[Esercizio scritto 1] Riproduca senza modifiche la parte delle voci che si apre con la riga contenente "Patent image size: (714, 577)." e si chiude con quella contenente "The transparent adhesive 16 is at (411, 478).", entrambe comprese.

[Documento]
Le coalizioni cominciano a spartirsi i collegi
La destra ha trovato un accordo per i candidati nelle circoscrizioni uninominali, mentre il centrosinistra sta facendo i conti mentre concorda le alleanze
In questi giorni i partiti stanno discutendo di alleanze e coalizioni per definire le liste dei candidati per le elezioni politiche del 25 settembre, che dovranno essere consegnate entro il 22 agosto. Accanto ai discorsi sul posizionamento politico e su cosa inserire in un eventuale programma comune ce n’è uno molto più concreto che riguarda la spartizione delle candidature nei 221 collegi uninominali che assegneranno un terzo dei seggi del prossimo Parlamento, come previsto dall’attuale legge elettorale.
I collegi uninominali sono 147 alla Camera e 74 al Senato. In ognuno di questi ciascuna coalizione o ciascun partito che si presenta individualmente può presentare un solo candidato o candidata. Nel decidere chi candidare e in quale collegio, i leader delle coalizioni devono quindi comporre un incastro assai delicato tenendo conto del peso elettorale dei singoli partiti, del loro radicamento geografico e di chi candideranno le coalizioni avversarie, fra le altre cose.

[Esercizio scritto 2] Prosegua l'articolo sulla spartizione dei collegi uninominali, riprendendo subito dopo l'ultima frase riportata.

Voci tratte da una raccolta:
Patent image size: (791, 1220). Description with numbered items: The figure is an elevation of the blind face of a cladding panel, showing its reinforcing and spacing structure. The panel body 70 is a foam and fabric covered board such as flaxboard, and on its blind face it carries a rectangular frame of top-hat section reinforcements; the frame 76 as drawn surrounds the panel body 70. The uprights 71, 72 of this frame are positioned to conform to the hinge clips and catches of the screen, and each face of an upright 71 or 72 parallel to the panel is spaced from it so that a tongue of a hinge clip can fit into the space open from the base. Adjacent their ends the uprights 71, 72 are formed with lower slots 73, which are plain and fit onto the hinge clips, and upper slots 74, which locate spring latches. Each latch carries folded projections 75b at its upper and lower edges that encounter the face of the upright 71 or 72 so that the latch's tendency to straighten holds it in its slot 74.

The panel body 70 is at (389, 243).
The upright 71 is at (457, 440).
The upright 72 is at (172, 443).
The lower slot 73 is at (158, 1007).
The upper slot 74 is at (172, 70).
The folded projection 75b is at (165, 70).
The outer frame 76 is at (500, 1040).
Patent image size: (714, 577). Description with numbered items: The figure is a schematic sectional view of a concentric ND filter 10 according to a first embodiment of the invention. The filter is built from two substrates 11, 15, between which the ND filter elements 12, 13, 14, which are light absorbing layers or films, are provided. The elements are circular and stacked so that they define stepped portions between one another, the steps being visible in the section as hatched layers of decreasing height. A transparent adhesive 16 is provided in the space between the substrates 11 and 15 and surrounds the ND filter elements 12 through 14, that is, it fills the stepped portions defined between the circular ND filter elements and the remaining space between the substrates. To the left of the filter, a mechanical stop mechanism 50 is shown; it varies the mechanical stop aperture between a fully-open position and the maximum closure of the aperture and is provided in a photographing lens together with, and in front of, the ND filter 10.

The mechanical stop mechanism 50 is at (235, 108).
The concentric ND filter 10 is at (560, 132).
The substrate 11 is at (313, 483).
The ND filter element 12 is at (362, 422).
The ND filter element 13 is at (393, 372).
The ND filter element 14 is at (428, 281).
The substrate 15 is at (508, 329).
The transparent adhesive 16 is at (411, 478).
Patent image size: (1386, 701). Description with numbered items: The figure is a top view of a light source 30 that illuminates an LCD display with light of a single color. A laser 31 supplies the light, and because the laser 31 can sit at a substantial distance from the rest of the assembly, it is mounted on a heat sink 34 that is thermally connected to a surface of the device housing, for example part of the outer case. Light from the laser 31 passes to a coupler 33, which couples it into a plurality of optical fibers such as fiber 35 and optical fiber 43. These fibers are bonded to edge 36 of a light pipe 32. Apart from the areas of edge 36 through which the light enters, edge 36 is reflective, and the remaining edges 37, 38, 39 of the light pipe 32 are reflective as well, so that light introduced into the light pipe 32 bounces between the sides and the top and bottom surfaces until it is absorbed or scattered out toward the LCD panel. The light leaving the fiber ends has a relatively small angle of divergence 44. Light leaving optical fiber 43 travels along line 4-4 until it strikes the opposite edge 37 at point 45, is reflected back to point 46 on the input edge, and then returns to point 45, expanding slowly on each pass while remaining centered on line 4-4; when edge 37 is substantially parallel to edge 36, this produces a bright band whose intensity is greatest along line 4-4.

[Risultato 1]
Patent image size: (714, 577). Description with numbered items: The figure is a schematic sectional view of a concentric ND filter 10 according to a first embodiment of the invention. The filter is built from two substrates 11, 15, between which the ND filter elements 12, 13, 14, which are light absorbing layers or films, are provided. The elements are circular and stacked so that they define stepped portions between one another, the steps being visible in the section as hatched layers of decreasing height. A transparent adhesive 16 is provided in the space between the substrates 11 and 15 and surrounds the ND filter elements 12 through 14, that is, it fills the stepped portions defined between the circular ND filter elements and the remaining space between the substrates. To the left of the filter, a mechanical stop mechanism 50 is shown; it varies the mechanical stop aperture between a fully-open position and the maximum closure of the aperture and is provided in a photographing lens together with, and in front of, the ND filter 10.

The mechanical stop mechanism 50 is at (235, 108).
The concentric ND filter 10 is at (560, 132).
The substrate 11 is at (313, 483).
The ND filter element 12 is at (362, 422).
The ND filter element 13 is at (393, 372).
The ND filter element 14 is at (428, 281).
The substrate 15 is at (508, 329).
The transparent adhesive 16 is at (411, 478).

[Risultato 2]
È una questione sia di quantità sia di qualità: Italia Viva, il partito di Matteo Renzi, avrebbe per esempio più probabilità di entrare in Parlamento se una volta stabilita un’eventuale alleanza col centrosinistra candidasse una persona in un collegio in Toscana – regione storicamente di centrosinistra, e in cui Renzi conserva una certa popolarità – piuttosto che dieci persone in altrettanti collegi fra Calabria e Sicilia, dove è meno radicata. Insomma: per un partito ottenere la candidatura in un seggio facile da vincere è meglio che ottenerne cinque in seggi in cui una vittoria è molto difficile.
Mercoledì la coalizione della destra ha tenuto una lunga riunione alla Camera alla fine della quale ha annunciato di avere trovato un accordo su come spartirsi le candidature nei seggi uninominali. Secondo quanto detto ai giornali, Fratelli d’Italia otterrà 98 candidature in altrettanti collegi, la Lega 70, Forza Italia e l’UDC 42, mentre 11 andranno a piccoli partiti centristi. Fratelli d’Italia ha ottenuto il 44,3 per cento dei collegi. Secondo il Corriere della Sera partiva da una richiesta iniziale del 50 per cento. La spartizione ha evidentemente tenuto conto soprattutto dei sondaggi, che ormai da un anno danno stabilmente Fratelli d’Italia come il partito più popolare della coalizione. Un dato certificato anche alle ultime elezioni amministrative di giugno, spesso condizionate però da dinamiche più locali rispetto alle elezioni politiche.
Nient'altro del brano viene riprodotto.